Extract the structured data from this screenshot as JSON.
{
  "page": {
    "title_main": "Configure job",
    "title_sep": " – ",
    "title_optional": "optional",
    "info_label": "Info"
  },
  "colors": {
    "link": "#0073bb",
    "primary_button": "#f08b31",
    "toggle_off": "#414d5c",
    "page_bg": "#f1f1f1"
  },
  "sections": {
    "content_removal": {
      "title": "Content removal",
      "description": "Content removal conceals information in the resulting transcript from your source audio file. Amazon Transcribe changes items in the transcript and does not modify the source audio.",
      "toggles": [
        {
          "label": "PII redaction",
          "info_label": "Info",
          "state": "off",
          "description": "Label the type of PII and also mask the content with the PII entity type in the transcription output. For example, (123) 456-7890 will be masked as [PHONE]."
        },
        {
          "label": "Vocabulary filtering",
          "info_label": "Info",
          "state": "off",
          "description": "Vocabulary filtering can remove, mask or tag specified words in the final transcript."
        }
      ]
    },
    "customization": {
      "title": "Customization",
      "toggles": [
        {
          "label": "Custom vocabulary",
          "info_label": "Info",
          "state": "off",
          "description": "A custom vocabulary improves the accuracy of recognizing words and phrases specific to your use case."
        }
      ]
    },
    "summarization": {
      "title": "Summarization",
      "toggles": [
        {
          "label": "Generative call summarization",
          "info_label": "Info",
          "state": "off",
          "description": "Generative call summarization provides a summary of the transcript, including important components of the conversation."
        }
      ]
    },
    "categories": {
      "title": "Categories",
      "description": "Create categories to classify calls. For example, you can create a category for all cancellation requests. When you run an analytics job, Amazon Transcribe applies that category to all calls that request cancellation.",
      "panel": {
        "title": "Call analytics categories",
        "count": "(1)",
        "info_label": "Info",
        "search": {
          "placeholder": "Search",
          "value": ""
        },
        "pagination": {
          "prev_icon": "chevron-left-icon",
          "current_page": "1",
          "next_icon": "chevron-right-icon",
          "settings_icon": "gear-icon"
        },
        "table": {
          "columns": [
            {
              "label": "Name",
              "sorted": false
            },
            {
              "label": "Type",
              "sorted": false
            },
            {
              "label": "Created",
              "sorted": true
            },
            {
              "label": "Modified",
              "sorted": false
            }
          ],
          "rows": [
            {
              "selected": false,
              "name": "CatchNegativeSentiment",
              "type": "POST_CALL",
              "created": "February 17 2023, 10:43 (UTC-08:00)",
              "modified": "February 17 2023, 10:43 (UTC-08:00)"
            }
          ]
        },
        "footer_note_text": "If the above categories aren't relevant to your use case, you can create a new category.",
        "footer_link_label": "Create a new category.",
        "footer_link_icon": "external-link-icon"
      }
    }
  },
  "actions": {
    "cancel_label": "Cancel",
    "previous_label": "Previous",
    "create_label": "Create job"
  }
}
━━━━━━━━━━━━━━━━━━━━
Your objective
Reproduce every record, matching each line exactly.

Exercise answer
Extract the structured data from this screenshot as JSON.
{
  "page": {
    "title_main": "Configure job",
    "title_sep": " – ",
    "title_optional": "optional",
    "info_label": "Info"
  },
  "colors": {
    "link": "#0073bb",
    "primary_button": "#f08b31",
    "toggle_off": "#414d5c",
    "page_bg": "#f1f1f1"
  },
  "sections": {
    "content_removal": {
      "title": "Content removal",
      "description": "Content removal conceals information in the resulting transcript from your source audio file. Amazon Transcribe changes items in the transcript and does not modify the source audio.",
      "toggles": [
        {
          "label": "PII redaction",
          "info_label": "Info",
          "state": "off",
          "description": "Label the type of PII and also mask the content with the PII entity type in the transcription output. For example, (123) 456-7890 will be masked as [PHONE]."
        },
        {
          "label": "Vocabulary filtering",
          "info_label": "Info",
          "state": "off",
          "description": "Vocabulary filtering can remove, mask or tag specified words in the final transcript."
        }
      ]
    },
    "customization": {
      "title": "Customization",
      "toggles": [
        {
          "label": "Custom vocabulary",
          "info_label": "Info",
          "state": "off",
          "description": "A custom vocabulary improves the accuracy of recognizing words and phrases specific to your use case."
        }
      ]
    },
    "summarization": {
      "title": "Summarization",
      "toggles": [
        {
          "label": "Generative call summarization",
          "info_label": "Info",
          "state": "off",
          "description": "Generative call summarization provides a summary of the transcript, including important components of the conversation."
        }
      ]
    },
    "categories": {
      "title": "Categories",
      "description": "Create categories to classify calls. For example, you can create a category for all cancellation requests. When you run an analytics job, Amazon Transcribe applies that category to all calls that request cancellation.",
      "panel": {
        "title": "Call analytics categories",
        "count": "(1)",
        "info_label": "Info",
        "search": {
          "placeholder": "Search",
          "value": ""
        },
        "pagination": {
          "prev_icon": "chevron-left-icon",
          "current_page": "1",
          "next_icon": "chevron-right-icon",
          "settings_icon": "gear-icon"
        },
        "table": {
          "columns": [
            {
              "label": "Name",
              "sorted": false
            },
            {
              "label": "Type",
              "sorted": false
            },
            {
              "label": "Created",
              "sorted": true
            },
            {
              "label": "Modified",
              "sorted": false
            }
          ],
          "rows": [
            {
              "selected": false,
              "name": "CatchNegativeSentiment",
              "type": "POST_CALL",
              "created": "February 17 2023, 10:43 (UTC-08:00)",
              "modified": "February 17 2023, 10:43 (UTC-08:00)"
            }
          ]
        },
        "footer_note_text": "If the above categories aren't relevant to your use case, you can create a new category.",
        "footer_link_label": "Create a new category.",
        "footer_link_icon": "external-link-icon"
      }
    }
  },
  "actions": {
    "cancel_label": "Cancel",
    "previous_label": "Previous",
    "create_label": "Create job"
  }
}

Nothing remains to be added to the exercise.